Task prompt >>
Pull out every line with the word "color" from the entries below.

Supplied data >>
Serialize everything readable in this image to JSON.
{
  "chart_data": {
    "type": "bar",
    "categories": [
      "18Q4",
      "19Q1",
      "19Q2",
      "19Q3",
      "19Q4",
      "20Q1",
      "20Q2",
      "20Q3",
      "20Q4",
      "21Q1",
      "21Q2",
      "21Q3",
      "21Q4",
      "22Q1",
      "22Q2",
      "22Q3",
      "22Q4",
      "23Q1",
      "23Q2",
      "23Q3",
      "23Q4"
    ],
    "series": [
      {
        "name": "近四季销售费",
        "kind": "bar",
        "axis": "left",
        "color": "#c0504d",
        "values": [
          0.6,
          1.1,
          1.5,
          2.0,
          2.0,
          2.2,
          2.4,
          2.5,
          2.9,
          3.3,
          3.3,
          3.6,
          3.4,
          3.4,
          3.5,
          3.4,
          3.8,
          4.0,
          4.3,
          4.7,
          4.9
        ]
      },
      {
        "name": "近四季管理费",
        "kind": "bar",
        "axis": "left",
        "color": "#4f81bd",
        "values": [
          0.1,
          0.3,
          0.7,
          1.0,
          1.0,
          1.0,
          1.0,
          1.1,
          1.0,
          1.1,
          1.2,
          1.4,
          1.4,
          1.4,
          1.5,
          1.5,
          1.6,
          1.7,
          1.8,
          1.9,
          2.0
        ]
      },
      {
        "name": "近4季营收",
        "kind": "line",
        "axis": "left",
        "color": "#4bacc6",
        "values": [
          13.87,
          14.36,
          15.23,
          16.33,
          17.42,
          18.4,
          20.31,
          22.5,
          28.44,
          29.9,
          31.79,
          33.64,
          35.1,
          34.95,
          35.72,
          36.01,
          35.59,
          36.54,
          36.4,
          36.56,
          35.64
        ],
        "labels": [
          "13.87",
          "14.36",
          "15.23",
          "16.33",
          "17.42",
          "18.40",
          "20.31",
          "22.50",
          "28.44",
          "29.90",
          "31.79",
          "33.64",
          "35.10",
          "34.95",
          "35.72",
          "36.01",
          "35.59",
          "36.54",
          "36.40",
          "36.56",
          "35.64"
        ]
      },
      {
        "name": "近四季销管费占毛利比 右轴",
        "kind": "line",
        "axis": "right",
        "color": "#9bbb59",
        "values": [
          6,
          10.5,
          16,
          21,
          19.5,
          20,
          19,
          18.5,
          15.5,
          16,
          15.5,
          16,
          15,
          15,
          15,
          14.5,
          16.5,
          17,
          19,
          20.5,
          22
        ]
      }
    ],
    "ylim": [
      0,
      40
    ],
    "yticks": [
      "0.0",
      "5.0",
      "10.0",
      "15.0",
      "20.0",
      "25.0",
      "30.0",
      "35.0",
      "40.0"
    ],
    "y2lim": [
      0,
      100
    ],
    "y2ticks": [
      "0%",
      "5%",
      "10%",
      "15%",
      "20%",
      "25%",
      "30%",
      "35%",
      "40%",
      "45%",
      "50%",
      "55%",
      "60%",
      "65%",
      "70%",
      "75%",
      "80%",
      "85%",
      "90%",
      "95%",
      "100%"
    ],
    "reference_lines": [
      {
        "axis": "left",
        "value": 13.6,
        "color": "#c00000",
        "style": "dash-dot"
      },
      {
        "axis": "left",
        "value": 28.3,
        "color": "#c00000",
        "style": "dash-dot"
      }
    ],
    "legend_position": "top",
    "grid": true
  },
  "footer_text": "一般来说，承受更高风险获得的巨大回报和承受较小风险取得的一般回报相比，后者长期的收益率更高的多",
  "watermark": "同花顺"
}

The answer >>
        "color": "#c0504d",
        "color": "#4f81bd",
        "color": "#4bacc6",
        "color": "#9bbb59",
        "color": "#c00000",
        "color": "#c00000",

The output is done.